(Items listed in a dataset)
· · · · · · ·

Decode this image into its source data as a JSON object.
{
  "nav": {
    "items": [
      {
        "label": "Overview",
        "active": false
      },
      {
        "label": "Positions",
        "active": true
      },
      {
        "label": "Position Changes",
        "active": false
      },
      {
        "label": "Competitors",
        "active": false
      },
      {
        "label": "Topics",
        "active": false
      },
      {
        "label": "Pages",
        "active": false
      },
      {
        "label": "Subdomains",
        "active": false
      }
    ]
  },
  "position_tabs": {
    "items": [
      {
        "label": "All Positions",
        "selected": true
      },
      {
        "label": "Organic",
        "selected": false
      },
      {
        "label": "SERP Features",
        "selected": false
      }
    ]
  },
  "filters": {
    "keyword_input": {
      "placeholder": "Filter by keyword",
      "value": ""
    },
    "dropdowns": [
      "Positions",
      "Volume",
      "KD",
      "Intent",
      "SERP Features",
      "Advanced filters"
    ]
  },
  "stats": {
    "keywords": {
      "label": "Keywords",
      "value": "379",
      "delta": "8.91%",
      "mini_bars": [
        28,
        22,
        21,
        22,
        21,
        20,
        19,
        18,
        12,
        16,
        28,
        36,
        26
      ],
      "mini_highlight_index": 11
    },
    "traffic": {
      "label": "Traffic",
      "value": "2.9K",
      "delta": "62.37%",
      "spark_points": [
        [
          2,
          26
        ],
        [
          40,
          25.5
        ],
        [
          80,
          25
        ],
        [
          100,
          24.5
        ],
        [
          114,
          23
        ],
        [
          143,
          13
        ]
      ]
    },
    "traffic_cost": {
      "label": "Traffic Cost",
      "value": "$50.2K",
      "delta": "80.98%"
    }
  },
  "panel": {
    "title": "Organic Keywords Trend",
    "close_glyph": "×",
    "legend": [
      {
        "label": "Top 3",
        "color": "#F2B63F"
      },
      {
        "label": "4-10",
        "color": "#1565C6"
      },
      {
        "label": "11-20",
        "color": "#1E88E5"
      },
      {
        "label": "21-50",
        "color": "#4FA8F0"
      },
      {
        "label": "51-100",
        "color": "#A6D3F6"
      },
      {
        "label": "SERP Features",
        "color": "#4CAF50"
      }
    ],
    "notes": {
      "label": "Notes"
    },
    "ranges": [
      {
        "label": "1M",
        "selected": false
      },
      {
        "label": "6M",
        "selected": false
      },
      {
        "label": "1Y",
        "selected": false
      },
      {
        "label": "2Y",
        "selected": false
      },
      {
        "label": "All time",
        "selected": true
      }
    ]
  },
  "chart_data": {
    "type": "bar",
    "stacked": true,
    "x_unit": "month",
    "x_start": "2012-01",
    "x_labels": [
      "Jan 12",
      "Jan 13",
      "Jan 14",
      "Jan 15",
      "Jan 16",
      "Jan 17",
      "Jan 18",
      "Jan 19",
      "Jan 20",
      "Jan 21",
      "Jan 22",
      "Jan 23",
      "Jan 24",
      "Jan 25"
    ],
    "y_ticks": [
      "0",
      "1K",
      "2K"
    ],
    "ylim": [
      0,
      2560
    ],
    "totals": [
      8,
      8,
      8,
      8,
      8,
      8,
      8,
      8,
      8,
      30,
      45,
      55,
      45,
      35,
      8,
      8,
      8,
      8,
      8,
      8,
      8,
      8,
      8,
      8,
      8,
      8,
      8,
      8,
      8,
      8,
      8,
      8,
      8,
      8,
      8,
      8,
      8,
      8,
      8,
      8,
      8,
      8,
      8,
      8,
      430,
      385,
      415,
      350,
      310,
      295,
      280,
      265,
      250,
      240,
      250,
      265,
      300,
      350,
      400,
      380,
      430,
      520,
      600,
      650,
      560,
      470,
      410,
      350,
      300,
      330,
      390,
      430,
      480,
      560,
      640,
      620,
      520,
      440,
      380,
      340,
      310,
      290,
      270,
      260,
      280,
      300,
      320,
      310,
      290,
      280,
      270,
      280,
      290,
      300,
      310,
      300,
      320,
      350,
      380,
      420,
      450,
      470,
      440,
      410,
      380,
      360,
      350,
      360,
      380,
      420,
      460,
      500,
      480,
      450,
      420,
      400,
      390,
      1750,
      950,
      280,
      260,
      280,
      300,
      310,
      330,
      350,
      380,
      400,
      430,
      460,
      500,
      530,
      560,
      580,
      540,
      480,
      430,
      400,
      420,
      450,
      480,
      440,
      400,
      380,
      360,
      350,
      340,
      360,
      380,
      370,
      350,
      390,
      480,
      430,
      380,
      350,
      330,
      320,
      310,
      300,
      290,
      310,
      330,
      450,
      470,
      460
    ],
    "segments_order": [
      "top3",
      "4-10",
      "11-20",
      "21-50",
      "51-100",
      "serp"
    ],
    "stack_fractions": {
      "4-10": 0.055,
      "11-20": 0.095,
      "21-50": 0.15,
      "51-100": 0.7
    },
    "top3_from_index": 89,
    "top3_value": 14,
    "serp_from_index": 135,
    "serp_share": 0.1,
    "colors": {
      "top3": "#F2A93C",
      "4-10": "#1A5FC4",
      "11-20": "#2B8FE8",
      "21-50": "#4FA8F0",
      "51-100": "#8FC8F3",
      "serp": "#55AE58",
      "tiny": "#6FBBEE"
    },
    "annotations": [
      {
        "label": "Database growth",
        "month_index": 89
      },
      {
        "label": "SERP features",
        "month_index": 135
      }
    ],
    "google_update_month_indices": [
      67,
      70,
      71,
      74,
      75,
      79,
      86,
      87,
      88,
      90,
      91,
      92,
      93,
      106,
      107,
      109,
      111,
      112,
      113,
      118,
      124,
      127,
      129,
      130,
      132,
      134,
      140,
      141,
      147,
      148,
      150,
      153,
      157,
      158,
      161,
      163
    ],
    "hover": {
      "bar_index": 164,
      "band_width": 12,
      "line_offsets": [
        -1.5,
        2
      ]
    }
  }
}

· · · · · · ·

» **Set problem**
Write out every entry exactly as given.

» **Output**
Decode this image into its source data as a JSON object.
{
  "nav": {
    "items": [
      {
        "label": "Overview",
        "active": false
      },
      {
        "label": "Positions",
        "active": true
      },
      {
        "label": "Position Changes",
        "active": false
      },
      {
        "label": "Competitors",
        "active": false
      },
      {
        "label": "Topics",
        "active": false
      },
      {
        "label": "Pages",
        "active": false
      },
      {
        "label": "Subdomains",
        "active": false
      }
    ]
  },
  "position_tabs": {
    "items": [
      {
        "label": "All Positions",
        "selected": true
      },
      {
        "label": "Organic",
        "selected": false
      },
      {
        "label": "SERP Features",
        "selected": false
      }
    ]
  },
  "filters": {
    "keyword_input": {
      "placeholder": "Filter by keyword",
      "value": ""
    },
    "dropdowns": [
      "Positions",
      "Volume",
      "KD",
      "Intent",
      "SERP Features",
      "Advanced filters"
    ]
  },
  "stats": {
    "keywords": {
      "label": "Keywords",
      "value": "379",
      "delta": "8.91%",
      "mini_bars": [
        28,
        22,
        21,
        22,
        21,
        20,
        19,
        18,
        12,
        16,
        28,
        36,
        26
      ],
      "mini_highlight_index": 11
    },
    "traffic": {
      "label": "Traffic",
      "value": "2.9K",
      "delta": "62.37%",
      "spark_points": [
        [
          2,
          26
        ],
        [
          40,
          25.5
        ],
        [
          80,
          25
        ],
        [
          100,
          24.5
        ],
        [
          114,
          23
        ],
        [
          143,
          13
        ]
      ]
    },
    "traffic_cost": {
      "label": "Traffic Cost",
      "value": "$50.2K",
      "delta": "80.98%"
    }
  },
  "panel": {
    "title": "Organic Keywords Trend",
    "close_glyph": "×",
    "legend": [
      {
        "label": "Top 3",
        "color": "#F2B63F"
      },
      {
        "label": "4-10",
        "color": "#1565C6"
      },
      {
        "label": "11-20",
        "color": "#1E88E5"
      },
      {
        "label": "21-50",
        "color": "#4FA8F0"
      },
      {
        "label": "51-100",
        "color": "#A6D3F6"
      },
      {
        "label": "SERP Features",
        "color": "#4CAF50"
      }
    ],
    "notes": {
      "label": "Notes"
    },
    "ranges": [
      {
        "label": "1M",
        "selected": false
      },
      {
        "label": "6M",
        "selected": false
      },
      {
        "label": "1Y",
        "selected": false
      },
      {
        "label": "2Y",
        "selected": false
      },
      {
        "label": "All time",
        "selected": true
      }
    ]
  },
  "chart_data": {
    "type": "bar",
    "stacked": true,
    "x_unit": "month",
    "x_start": "2012-01",
    "x_labels": [
      "Jan 12",
      "Jan 13",
      "Jan 14",
      "Jan 15",
      "Jan 16",
      "Jan 17",
      "Jan 18",
      "Jan 19",
      "Jan 20",
      "Jan 21",
      "Jan 22",
      "Jan 23",
      "Jan 24",
      "Jan 25"
    ],
    "y_ticks": [
      "0",
      "1K",
      "2K"
    ],
    "ylim": [
      0,
      2560
    ],
    "totals": [
      8,
      8,
      8,
      8,
      8,
      8,
      8,
      8,
      8,
      30,
      45,
      55,
      45,
      35,
      8,
      8,
      8,
      8,
      8,
      8,
      8,
      8,
      8,
      8,
      8,
      8,
      8,
      8,
      8,
      8,
      8,
      8,
      8,
      8,
      8,
      8,
      8,
      8,
      8,
      8,
      8,
      8,
      8,
      8,
      430,
      385,
      415,
      350,
      310,
      295,
      280,
      265,
      250,
      240,
      250,
      265,
      300,
      350,
      400,
      380,
      430,
      520,
      600,
      650,
      560,
      470,
      410,
      350,
      300,
      330,
      390,
      430,
      480,
      560,
      640,
      620,
      520,
      440,
      380,
      340,
      310,
      290,
      270,
      260,
      280,
      300,
      320,
      310,
      290,
      280,
      270,
      280,
      290,
      300,
      310,
      300,
      320,
      350,
      380,
      420,
      450,
      470,
      440,
      410,
      380,
      360,
      350,
      360,
      380,
      420,
      460,
      500,
      480,
      450,
      420,
      400,
      390,
      1750,
      950,
      280,
      260,
      280,
      300,
      310,
      330,
      350,
      380,
      400,
      430,
      460,
      500,
      530,
      560,
      580,
      540,
      480,
      430,
      400,
      420,
      450,
      480,
      440,
      400,
      380,
      360,
      350,
      340,
      360,
      380,
      370,
      350,
      390,
      480,
      430,
      380,
      350,
      330,
      320,
      310,
      300,
      290,
      310,
      330,
      450,
      470,
      460
    ],
    "segments_order": [
      "top3",
      "4-10",
      "11-20",
      "21-50",
      "51-100",
      "serp"
    ],
    "stack_fractions": {
      "4-10": 0.055,
      "11-20": 0.095,
      "21-50": 0.15,
      "51-100": 0.7
    },
    "top3_from_index": 89,
    "top3_value": 14,
    "serp_from_index": 135,
    "serp_share": 0.1,
    "colors": {
      "top3": "#F2A93C",
      "4-10": "#1A5FC4",
      "11-20": "#2B8FE8",
      "21-50": "#4FA8F0",
      "51-100": "#8FC8F3",
      "serp": "#55AE58",
      "tiny": "#6FBBEE"
    },
    "annotations": [
      {
        "label": "Database growth",
        "month_index": 89
      },
      {
        "label": "SERP features",
        "month_index": 135
      }
    ],
    "google_update_month_indices": [
      67,
      70,
      71,
      74,
      75,
      79,
      86,
      87,
      88,
      90,
      91,
      92,
      93,
      106,
      107,
      109,
      111,
      112,
      113,
      118,
      124,
      127,
      129,
      130,
      132,
      134,
      140,
      141,
      147,
      148,
      150,
      153,
      157,
      158,
      161,
      163
    ],
    "hover": {
      "bar_index": 164,
      "band_width": 12,
      "line_offsets": [
        -1.5,
        2
      ]
    }
  }
}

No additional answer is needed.